Please output every line of the material as it stands, without the pictures.

(Saved entries)
>> START

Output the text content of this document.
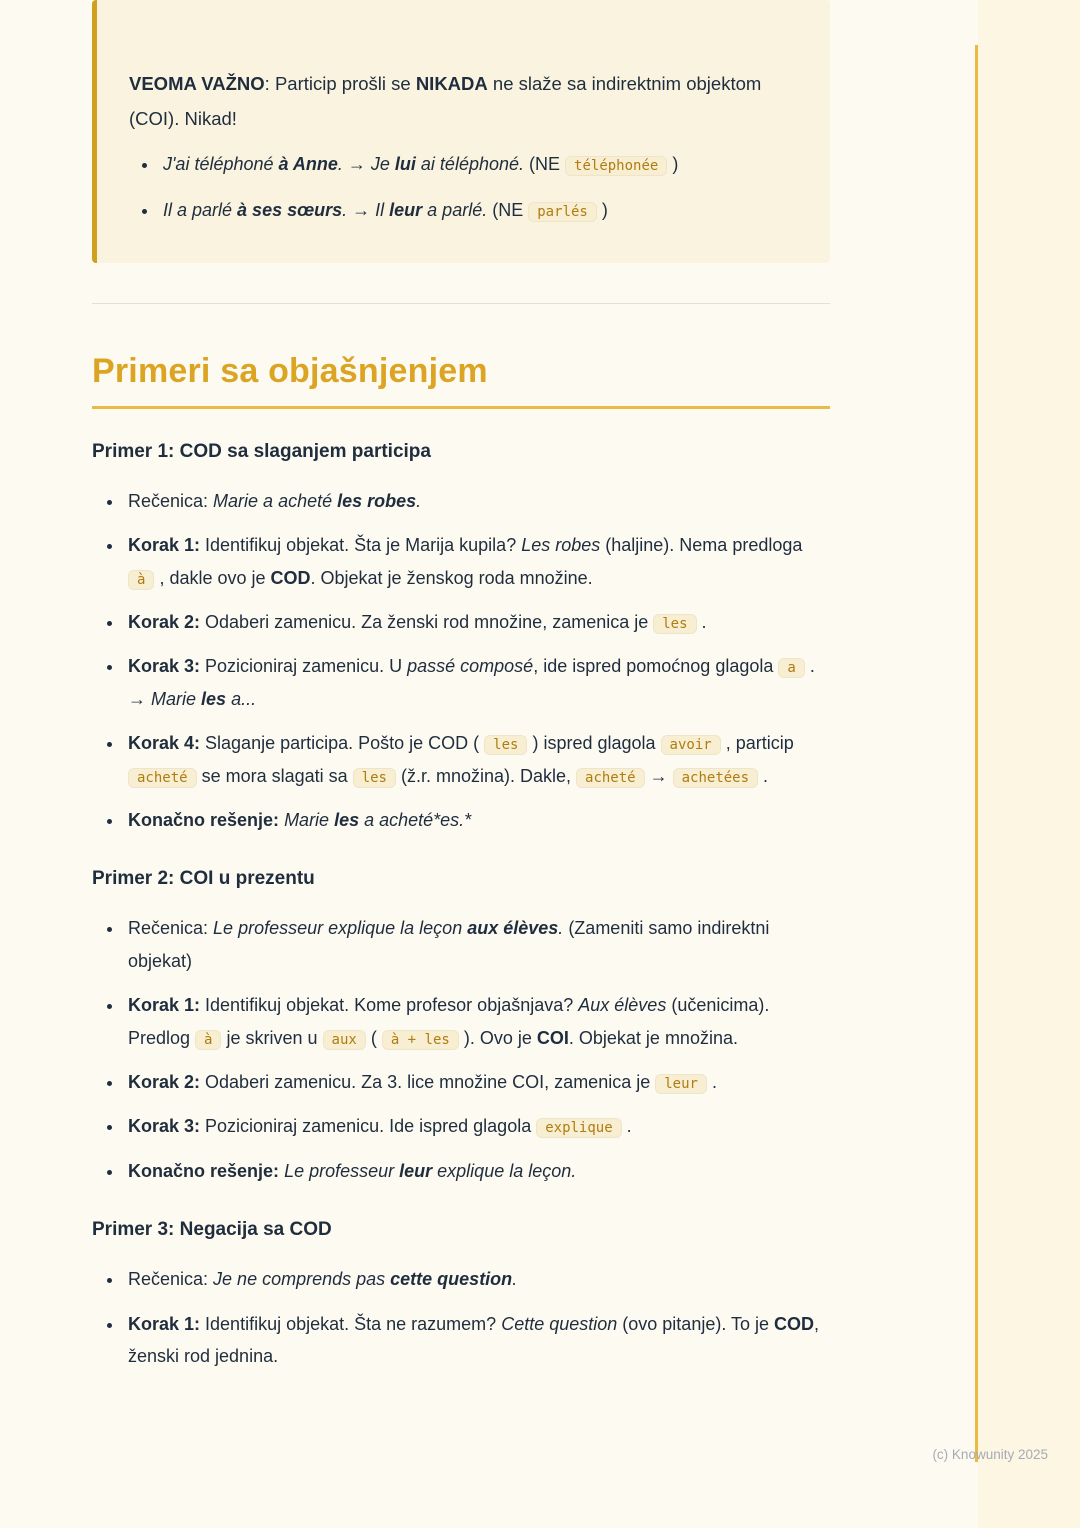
VEOMA VAŽNO: Particip prošli se NIKADA ne slaže sa indirektnim objektom (COI). Nikad!
• J'ai téléphoné à Anne. → Je lui ai téléphoné. (NE téléphonée )
• Il a parlé à ses sœurs. → Il leur a parlé. (NE parlés )
Primeri sa objašnjenjem
Primer 1: COD sa slaganjem participa
• Rečenica: Marie a acheté les robes.
• Korak 1: Identifikuj objekat. Šta je Marija kupila? Les robes (haljine). Nema predloga à , dakle ovo je COD. Objekat je ženskog roda množine.
• Korak 2: Odaberi zamenicu. Za ženski rod množine, zamenica je les .
• Korak 3: Pozicioniraj zamenicu. U passé composé, ide ispred pomoćnog glagola a . → Marie les a...
• Korak 4: Slaganje participa. Pošto je COD ( les ) ispred glagola avoir , particip acheté se mora slagati sa les (ž.r. množina). Dakle, acheté → achetées .
• Konačno rešenje: Marie les a acheté*es.*
Primer 2: COI u prezentu
• Rečenica: Le professeur explique la leçon aux élèves. (Zameniti samo indirektni objekat)
• Korak 1: Identifikuj objekat. Kome profesor objašnjava? Aux élèves (učenicima). Predlog à je skriven u aux ( à + les ). Ovo je COI. Objekat je množina.
• Korak 2: Odaberi zamenicu. Za 3. lice množine COI, zamenica je leur .
• Korak 3: Pozicioniraj zamenicu. Ide ispred glagola explique .
• Konačno rešenje: Le professeur leur explique la leçon.
Primer 3: Negacija sa COD
• Rečenica: Je ne comprends pas cette question.
• Korak 1: Identifikuj objekat. Šta ne razumem? Cette question (ovo pitanje). To je COD, ženski rod jednina.
(c) Knowunity 2025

>> END

» Response to this exercise
Output the text content of this document.
VEOMA VAŽNO: Particip prošli se NIKADA ne slaže sa indirektnim objektom (COI). Nikad!
• J'ai téléphoné à Anne. → Je lui ai téléphoné. (NE téléphonée )
• Il a parlé à ses sœurs. → Il leur a parlé. (NE parlés )
Primeri sa objašnjenjem
Primer 1: COD sa slaganjem participa
• Rečenica: Marie a acheté les robes.
• Korak 1: Identifikuj objekat. Šta je Marija kupila? Les robes (haljine). Nema predloga à , dakle ovo je COD. Objekat je ženskog roda množine.
• Korak 2: Odaberi zamenicu. Za ženski rod množine, zamenica je les .
• Korak 3: Pozicioniraj zamenicu. U passé composé, ide ispred pomoćnog glagola a . → Marie les a...
• Korak 4: Slaganje participa. Pošto je COD ( les ) ispred glagola avoir , particip acheté se mora slagati sa les (ž.r. množina). Dakle, acheté → achetées .
• Konačno rešenje: Marie les a acheté*es.*
Primer 2: COI u prezentu
• Rečenica: Le professeur explique la leçon aux élèves. (Zameniti samo indirektni objekat)
• Korak 1: Identifikuj objekat. Kome profesor objašnjava? Aux élèves (učenicima). Predlog à je skriven u aux ( à + les ). Ovo je COI. Objekat je množina.
• Korak 2: Odaberi zamenicu. Za 3. lice množine COI, zamenica je leur .
• Korak 3: Pozicioniraj zamenicu. Ide ispred glagola explique .
• Konačno rešenje: Le professeur leur explique la leçon.
Primer 3: Negacija sa COD
• Rečenica: Je ne comprends pas cette question.
• Korak 1: Identifikuj objekat. Šta ne razumem? Cette question (ovo pitanje). To je COD, ženski rod jednina.
(c) Knowunity 2025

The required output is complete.